Information shown:
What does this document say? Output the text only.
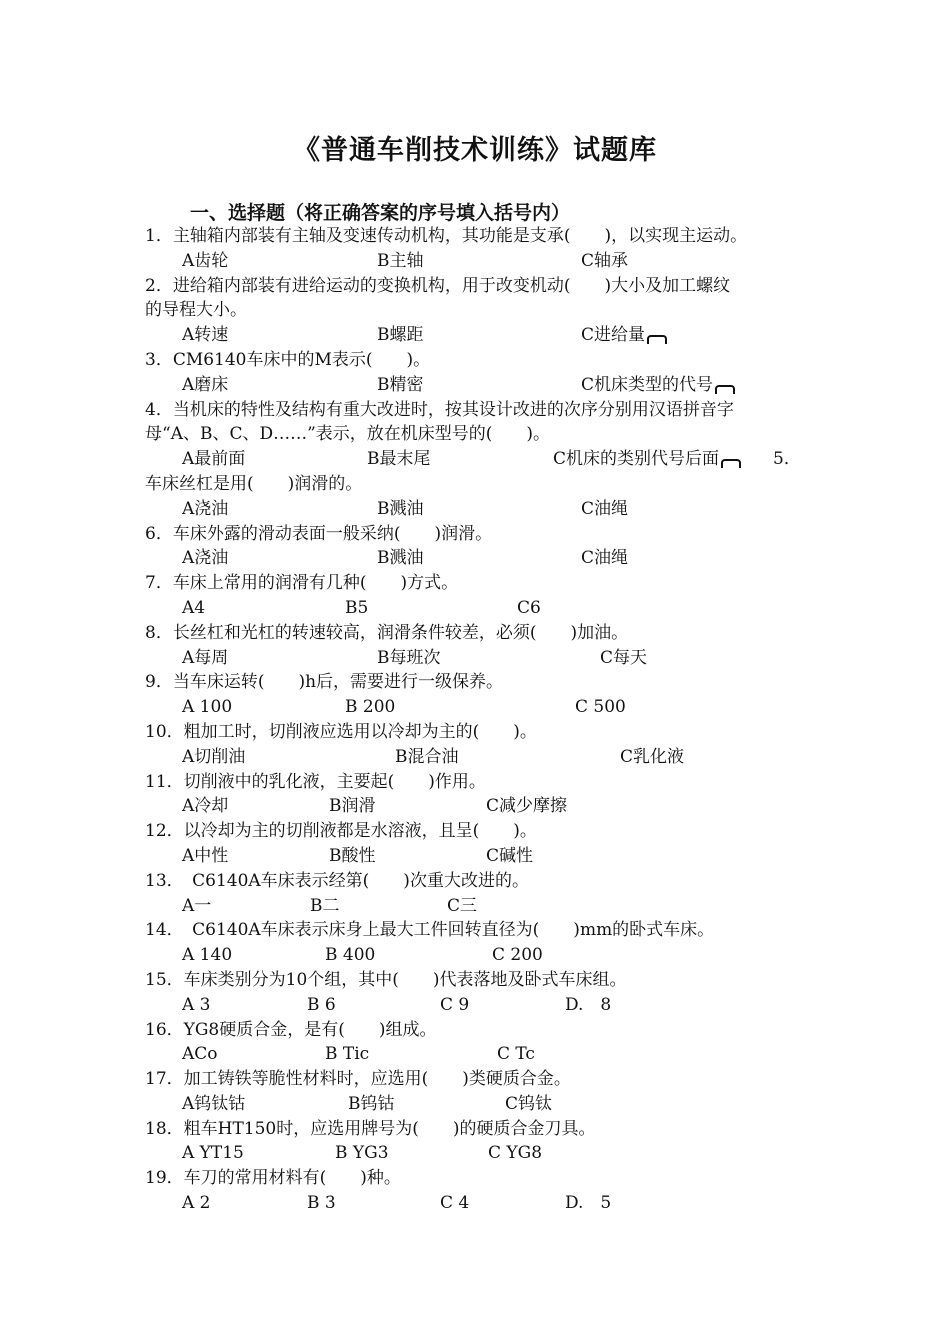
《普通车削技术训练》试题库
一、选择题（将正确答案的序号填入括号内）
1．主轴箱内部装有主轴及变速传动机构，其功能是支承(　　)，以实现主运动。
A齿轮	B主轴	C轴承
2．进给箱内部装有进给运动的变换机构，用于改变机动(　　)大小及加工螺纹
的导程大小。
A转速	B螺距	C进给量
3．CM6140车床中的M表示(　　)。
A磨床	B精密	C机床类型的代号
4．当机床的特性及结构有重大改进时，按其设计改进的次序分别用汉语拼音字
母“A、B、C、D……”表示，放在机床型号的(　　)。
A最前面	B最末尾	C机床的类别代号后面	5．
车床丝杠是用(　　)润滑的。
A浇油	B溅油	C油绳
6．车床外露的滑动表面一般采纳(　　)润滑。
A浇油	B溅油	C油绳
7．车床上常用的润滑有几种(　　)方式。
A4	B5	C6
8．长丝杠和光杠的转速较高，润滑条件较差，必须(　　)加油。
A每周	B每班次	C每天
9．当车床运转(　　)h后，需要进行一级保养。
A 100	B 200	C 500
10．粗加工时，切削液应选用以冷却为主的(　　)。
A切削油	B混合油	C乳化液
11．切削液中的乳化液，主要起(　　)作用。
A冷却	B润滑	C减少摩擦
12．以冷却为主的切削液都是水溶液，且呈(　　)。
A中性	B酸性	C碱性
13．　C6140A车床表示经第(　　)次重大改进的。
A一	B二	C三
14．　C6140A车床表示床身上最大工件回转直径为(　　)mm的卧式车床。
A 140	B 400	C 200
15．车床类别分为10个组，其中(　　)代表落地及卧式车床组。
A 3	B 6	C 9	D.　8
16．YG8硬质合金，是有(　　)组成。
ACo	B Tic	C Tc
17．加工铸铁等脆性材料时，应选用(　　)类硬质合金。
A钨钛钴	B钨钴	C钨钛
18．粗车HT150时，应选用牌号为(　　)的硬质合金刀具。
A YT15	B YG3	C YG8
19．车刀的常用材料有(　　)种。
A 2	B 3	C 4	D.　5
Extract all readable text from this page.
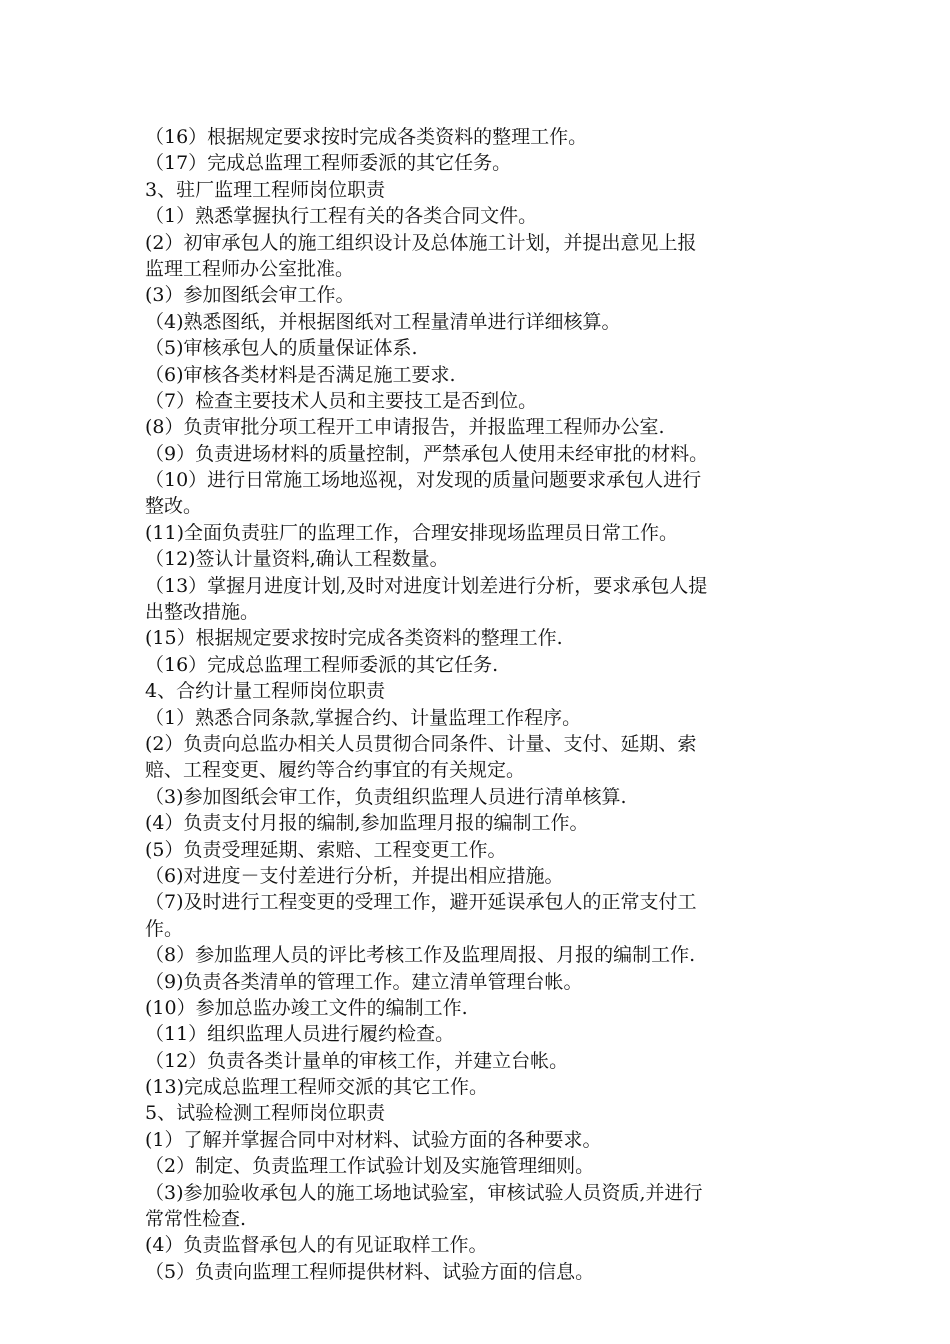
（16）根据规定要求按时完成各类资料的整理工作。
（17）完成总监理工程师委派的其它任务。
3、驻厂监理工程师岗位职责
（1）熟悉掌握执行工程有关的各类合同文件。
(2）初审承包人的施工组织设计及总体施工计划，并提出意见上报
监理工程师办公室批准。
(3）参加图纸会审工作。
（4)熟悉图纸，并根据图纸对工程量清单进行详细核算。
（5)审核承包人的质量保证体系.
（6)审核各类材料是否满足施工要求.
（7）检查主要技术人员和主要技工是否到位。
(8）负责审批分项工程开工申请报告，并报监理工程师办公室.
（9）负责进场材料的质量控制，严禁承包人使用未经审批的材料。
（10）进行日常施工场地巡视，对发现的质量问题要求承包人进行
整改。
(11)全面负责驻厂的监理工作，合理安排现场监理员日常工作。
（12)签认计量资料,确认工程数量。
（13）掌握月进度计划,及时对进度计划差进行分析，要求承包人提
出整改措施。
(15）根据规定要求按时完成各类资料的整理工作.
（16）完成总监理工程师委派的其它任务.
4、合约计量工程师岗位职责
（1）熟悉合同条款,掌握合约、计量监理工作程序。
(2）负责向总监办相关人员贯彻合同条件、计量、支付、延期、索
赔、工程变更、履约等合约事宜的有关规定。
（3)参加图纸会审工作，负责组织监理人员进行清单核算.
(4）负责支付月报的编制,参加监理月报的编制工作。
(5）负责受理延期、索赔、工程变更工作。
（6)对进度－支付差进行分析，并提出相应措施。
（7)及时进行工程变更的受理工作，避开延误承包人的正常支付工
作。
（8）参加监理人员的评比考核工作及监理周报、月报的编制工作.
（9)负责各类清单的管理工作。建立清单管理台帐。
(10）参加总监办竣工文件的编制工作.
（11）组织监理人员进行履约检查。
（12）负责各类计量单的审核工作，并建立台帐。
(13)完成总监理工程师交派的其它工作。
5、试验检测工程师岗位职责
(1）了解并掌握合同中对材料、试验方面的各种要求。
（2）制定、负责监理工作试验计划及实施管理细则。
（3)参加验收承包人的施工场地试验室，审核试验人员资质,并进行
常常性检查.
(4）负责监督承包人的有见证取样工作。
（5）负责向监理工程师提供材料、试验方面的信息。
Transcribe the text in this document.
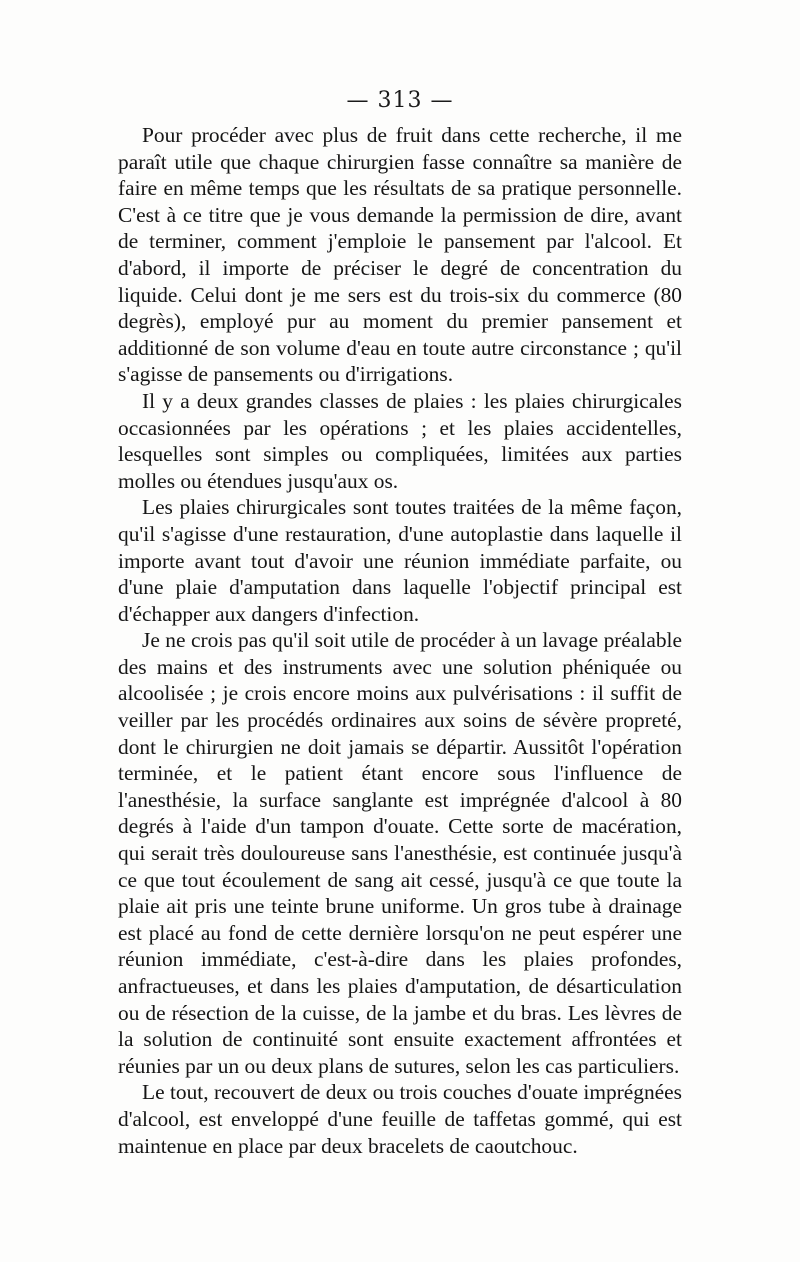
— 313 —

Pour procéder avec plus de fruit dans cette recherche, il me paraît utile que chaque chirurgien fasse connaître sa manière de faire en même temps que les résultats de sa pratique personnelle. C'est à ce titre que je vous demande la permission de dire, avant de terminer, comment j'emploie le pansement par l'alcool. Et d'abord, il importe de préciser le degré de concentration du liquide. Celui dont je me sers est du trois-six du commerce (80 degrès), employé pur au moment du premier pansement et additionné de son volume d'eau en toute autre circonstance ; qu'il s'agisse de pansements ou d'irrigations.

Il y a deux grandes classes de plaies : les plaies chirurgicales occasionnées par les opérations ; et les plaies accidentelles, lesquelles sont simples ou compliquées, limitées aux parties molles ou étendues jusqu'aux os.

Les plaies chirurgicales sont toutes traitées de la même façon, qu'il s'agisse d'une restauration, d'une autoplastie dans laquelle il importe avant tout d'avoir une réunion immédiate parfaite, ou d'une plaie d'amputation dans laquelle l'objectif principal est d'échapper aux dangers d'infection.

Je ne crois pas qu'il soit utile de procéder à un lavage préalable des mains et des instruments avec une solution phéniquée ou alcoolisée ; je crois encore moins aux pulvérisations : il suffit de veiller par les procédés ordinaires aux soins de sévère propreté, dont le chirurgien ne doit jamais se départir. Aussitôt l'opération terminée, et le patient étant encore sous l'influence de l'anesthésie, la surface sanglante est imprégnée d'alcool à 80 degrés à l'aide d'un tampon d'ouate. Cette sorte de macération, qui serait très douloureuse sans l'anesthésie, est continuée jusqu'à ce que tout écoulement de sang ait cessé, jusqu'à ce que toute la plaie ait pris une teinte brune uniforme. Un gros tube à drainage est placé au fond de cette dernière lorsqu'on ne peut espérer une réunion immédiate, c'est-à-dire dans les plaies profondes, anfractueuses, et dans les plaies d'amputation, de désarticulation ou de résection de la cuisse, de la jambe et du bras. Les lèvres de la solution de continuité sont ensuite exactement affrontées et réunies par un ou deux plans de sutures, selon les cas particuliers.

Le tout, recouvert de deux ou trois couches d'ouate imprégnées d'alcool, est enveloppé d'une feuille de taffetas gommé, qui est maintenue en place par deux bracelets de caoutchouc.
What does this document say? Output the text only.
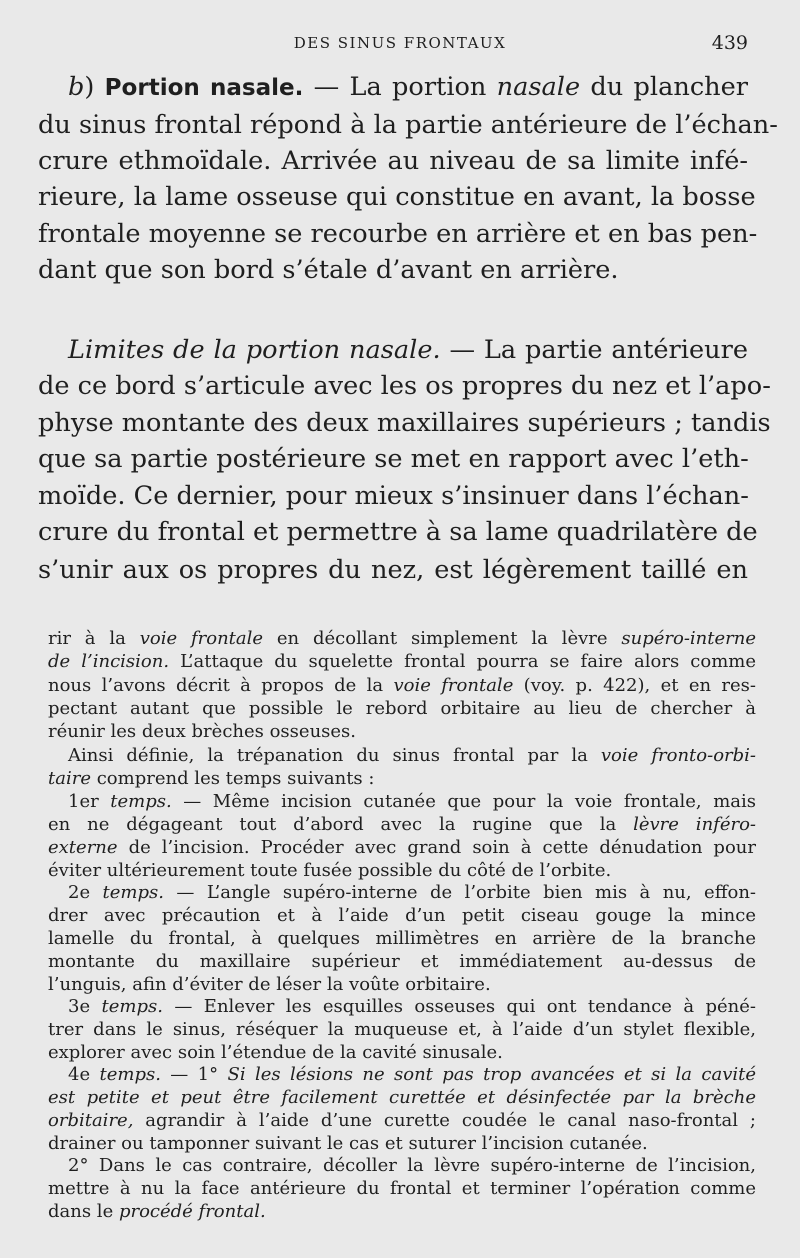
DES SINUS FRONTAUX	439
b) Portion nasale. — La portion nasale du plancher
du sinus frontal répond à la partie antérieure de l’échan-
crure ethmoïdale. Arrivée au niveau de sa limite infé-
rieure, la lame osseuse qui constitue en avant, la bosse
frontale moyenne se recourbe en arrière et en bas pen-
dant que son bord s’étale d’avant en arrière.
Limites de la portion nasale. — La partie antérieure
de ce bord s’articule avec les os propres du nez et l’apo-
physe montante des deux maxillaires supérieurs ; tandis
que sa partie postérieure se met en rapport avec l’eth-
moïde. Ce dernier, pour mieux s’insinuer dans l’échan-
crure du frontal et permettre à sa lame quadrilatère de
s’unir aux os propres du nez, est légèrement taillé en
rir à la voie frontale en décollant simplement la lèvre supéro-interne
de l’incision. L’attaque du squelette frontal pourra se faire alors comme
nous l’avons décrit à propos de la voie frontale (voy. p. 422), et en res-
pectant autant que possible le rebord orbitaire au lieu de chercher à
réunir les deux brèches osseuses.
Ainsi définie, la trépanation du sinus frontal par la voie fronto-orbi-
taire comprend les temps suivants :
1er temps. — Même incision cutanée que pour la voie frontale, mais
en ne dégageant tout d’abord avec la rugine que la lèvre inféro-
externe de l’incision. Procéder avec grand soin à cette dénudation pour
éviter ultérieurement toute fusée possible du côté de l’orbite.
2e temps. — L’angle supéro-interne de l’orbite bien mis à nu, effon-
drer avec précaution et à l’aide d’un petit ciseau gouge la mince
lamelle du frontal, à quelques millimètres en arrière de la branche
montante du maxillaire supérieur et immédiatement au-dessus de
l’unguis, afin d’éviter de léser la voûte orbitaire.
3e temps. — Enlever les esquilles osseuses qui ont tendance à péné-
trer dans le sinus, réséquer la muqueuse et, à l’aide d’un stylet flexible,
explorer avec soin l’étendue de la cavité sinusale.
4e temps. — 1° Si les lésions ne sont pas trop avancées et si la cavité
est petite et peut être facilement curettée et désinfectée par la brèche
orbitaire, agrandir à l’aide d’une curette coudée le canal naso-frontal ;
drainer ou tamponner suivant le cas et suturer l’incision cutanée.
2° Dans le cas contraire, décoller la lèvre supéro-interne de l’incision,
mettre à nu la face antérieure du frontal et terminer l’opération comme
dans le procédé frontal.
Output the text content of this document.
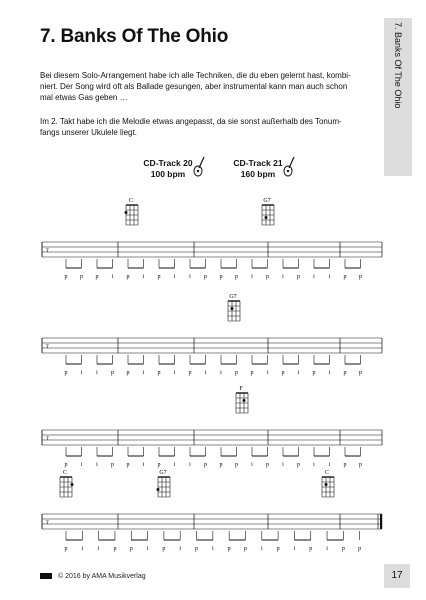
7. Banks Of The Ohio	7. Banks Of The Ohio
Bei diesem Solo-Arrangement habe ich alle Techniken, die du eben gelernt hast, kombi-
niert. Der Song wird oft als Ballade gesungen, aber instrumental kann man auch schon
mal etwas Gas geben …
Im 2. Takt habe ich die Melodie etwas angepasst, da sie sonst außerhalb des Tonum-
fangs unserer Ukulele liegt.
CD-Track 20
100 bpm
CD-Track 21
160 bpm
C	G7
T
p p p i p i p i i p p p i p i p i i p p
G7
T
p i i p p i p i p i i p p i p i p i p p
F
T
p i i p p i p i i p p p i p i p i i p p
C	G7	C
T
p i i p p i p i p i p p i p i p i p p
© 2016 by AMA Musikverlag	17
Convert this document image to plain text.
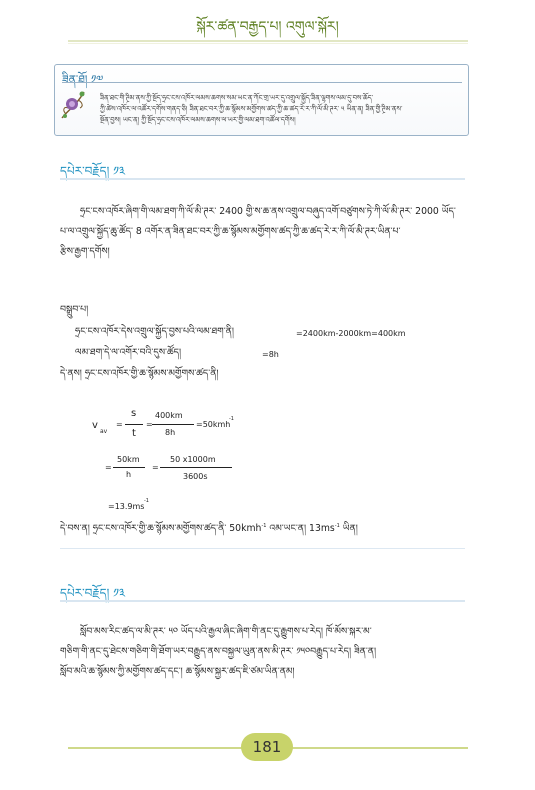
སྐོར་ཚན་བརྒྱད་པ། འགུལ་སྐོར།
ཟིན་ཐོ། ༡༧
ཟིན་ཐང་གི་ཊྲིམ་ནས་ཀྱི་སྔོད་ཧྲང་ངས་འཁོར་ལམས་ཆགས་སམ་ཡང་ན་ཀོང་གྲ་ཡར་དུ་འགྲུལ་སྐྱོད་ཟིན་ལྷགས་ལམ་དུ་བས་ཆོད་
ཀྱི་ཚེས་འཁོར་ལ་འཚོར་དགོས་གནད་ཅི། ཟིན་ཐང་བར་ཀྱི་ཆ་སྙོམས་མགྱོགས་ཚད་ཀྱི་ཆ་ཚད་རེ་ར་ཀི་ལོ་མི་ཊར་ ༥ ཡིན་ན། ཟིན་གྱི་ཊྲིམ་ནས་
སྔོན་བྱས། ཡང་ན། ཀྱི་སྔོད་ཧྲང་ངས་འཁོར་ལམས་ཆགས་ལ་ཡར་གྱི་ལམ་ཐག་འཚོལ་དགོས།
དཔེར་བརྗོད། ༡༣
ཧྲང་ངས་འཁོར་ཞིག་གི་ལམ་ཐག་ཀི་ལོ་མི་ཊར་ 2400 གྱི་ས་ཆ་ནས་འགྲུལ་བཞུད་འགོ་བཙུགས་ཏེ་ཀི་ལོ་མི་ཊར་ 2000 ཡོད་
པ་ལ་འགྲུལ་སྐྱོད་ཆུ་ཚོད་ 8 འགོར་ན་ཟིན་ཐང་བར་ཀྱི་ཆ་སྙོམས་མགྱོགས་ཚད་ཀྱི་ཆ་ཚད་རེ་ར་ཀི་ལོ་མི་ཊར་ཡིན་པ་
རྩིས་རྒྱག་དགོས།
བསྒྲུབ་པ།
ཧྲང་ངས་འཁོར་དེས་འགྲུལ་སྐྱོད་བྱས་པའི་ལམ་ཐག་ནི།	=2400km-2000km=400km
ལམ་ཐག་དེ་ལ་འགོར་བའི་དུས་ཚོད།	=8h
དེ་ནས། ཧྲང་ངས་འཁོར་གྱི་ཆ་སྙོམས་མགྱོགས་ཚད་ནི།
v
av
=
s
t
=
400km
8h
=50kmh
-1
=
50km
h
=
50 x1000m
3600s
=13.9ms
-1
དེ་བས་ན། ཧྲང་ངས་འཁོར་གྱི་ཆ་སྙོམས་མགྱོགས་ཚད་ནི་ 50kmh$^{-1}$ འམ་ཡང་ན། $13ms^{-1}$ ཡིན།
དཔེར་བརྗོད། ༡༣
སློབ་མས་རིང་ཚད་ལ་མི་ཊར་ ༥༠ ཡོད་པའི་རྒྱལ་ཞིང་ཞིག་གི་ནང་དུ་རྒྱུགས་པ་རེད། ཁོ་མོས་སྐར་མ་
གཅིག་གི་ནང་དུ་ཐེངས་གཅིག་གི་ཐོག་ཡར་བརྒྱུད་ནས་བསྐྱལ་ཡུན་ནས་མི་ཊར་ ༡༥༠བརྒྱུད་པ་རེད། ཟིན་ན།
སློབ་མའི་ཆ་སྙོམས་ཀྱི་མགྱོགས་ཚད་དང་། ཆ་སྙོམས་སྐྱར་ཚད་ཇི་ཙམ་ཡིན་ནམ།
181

Exercise details: Show every line above in which the word "orbitaire" occurs.

The reply:
pectant autant que possible le rebord orbitaire au lieu de chercher à
l’unguis, afin d’éviter de léser la voûte orbitaire.
orbitaire, agrandir à l’aide d’une curette coudée le canal naso-frontal ;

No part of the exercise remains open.